====== Records supplied ======
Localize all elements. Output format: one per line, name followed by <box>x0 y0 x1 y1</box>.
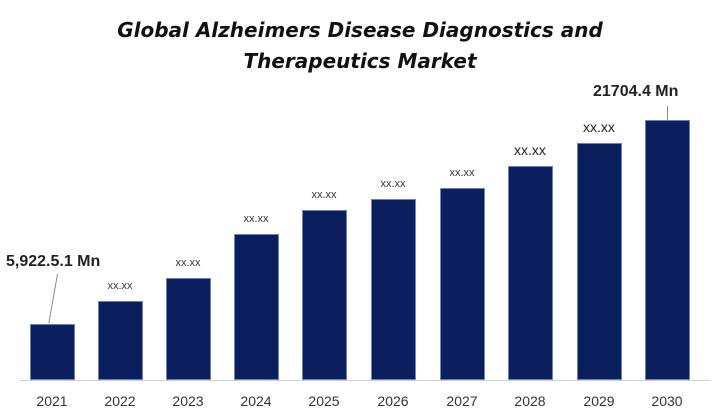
x-tick-label: 2021 <box>36 393 68 409</box>
x-tick-label: 2029 <box>583 393 615 409</box>
bar-2026 <box>371 199 416 380</box>
x-tick-label: 2026 <box>377 393 409 409</box>
bar-2027 <box>440 188 485 380</box>
bar-2029 <box>577 143 622 380</box>
bar-2025 <box>302 210 347 380</box>
x-axis-line <box>20 380 710 381</box>
x-tick-label: 2022 <box>104 393 136 409</box>
x-tick-label: 2023 <box>172 393 204 409</box>
x-tick-label: 2028 <box>514 393 546 409</box>
bar-2023 <box>166 278 211 380</box>
x-tick-label: 2024 <box>240 393 272 409</box>
bar-2028 <box>508 166 553 380</box>
x-tick-label: 2025 <box>308 393 340 409</box>
leader-line-2030 <box>667 106 668 120</box>
value-label: xx.xx <box>243 213 269 225</box>
bar-2024 <box>234 234 279 380</box>
value-label: xx.xx <box>583 119 615 135</box>
value-label: xx.xx <box>380 178 406 190</box>
bar-2021 <box>30 324 75 380</box>
chart-title-line-1: Global Alzheimers Disease Diagnostics an… <box>117 18 603 42</box>
value-label: xx.xx <box>311 189 337 201</box>
x-tick-label: 2027 <box>446 393 478 409</box>
value-label: xx.xx <box>449 167 475 179</box>
value-label: xx.xx <box>107 280 133 292</box>
x-tick-label: 2030 <box>651 393 683 409</box>
bar-2022 <box>98 301 143 380</box>
leader-line-2021 <box>48 274 58 324</box>
chart-title-line-2: Therapeutics Market <box>243 49 477 73</box>
value-label: xx.xx <box>514 142 546 158</box>
callout-2021: 5,922.5.1 Mn <box>6 253 101 270</box>
callout-2030: 21704.4 Mn <box>593 83 679 100</box>
value-label: xx.xx <box>175 257 201 269</box>
bar-2030 <box>645 120 690 380</box>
======
Reproduce the listing above word for word, leaving out the picture.

Localize all elements. Output format: one per line, name followed by <box>x0 y0 x1 y1</box>.
x-tick-label: 2021 <box>36 393 68 409</box>
x-tick-label: 2029 <box>583 393 615 409</box>
bar-2026 <box>371 199 416 380</box>
x-tick-label: 2026 <box>377 393 409 409</box>
bar-2027 <box>440 188 485 380</box>
bar-2029 <box>577 143 622 380</box>
bar-2025 <box>302 210 347 380</box>
x-axis-line <box>20 380 710 381</box>
x-tick-label: 2022 <box>104 393 136 409</box>
x-tick-label: 2023 <box>172 393 204 409</box>
x-tick-label: 2028 <box>514 393 546 409</box>
bar-2023 <box>166 278 211 380</box>
x-tick-label: 2024 <box>240 393 272 409</box>
bar-2028 <box>508 166 553 380</box>
x-tick-label: 2025 <box>308 393 340 409</box>
leader-line-2030 <box>667 106 668 120</box>
value-label: xx.xx <box>243 213 269 225</box>
bar-2024 <box>234 234 279 380</box>
value-label: xx.xx <box>583 119 615 135</box>
value-label: xx.xx <box>380 178 406 190</box>
bar-2021 <box>30 324 75 380</box>
chart-title-line-1: Global Alzheimers Disease Diagnostics an… <box>117 18 603 42</box>
value-label: xx.xx <box>311 189 337 201</box>
x-tick-label: 2027 <box>446 393 478 409</box>
value-label: xx.xx <box>449 167 475 179</box>
value-label: xx.xx <box>107 280 133 292</box>
x-tick-label: 2030 <box>651 393 683 409</box>
bar-2022 <box>98 301 143 380</box>
leader-line-2021 <box>48 274 58 324</box>
chart-title-line-2: Therapeutics Market <box>243 49 477 73</box>
value-label: xx.xx <box>514 142 546 158</box>
callout-2021: 5,922.5.1 Mn <box>6 253 101 270</box>
callout-2030: 21704.4 Mn <box>593 83 679 100</box>
value-label: xx.xx <box>175 257 201 269</box>
bar-2030 <box>645 120 690 380</box>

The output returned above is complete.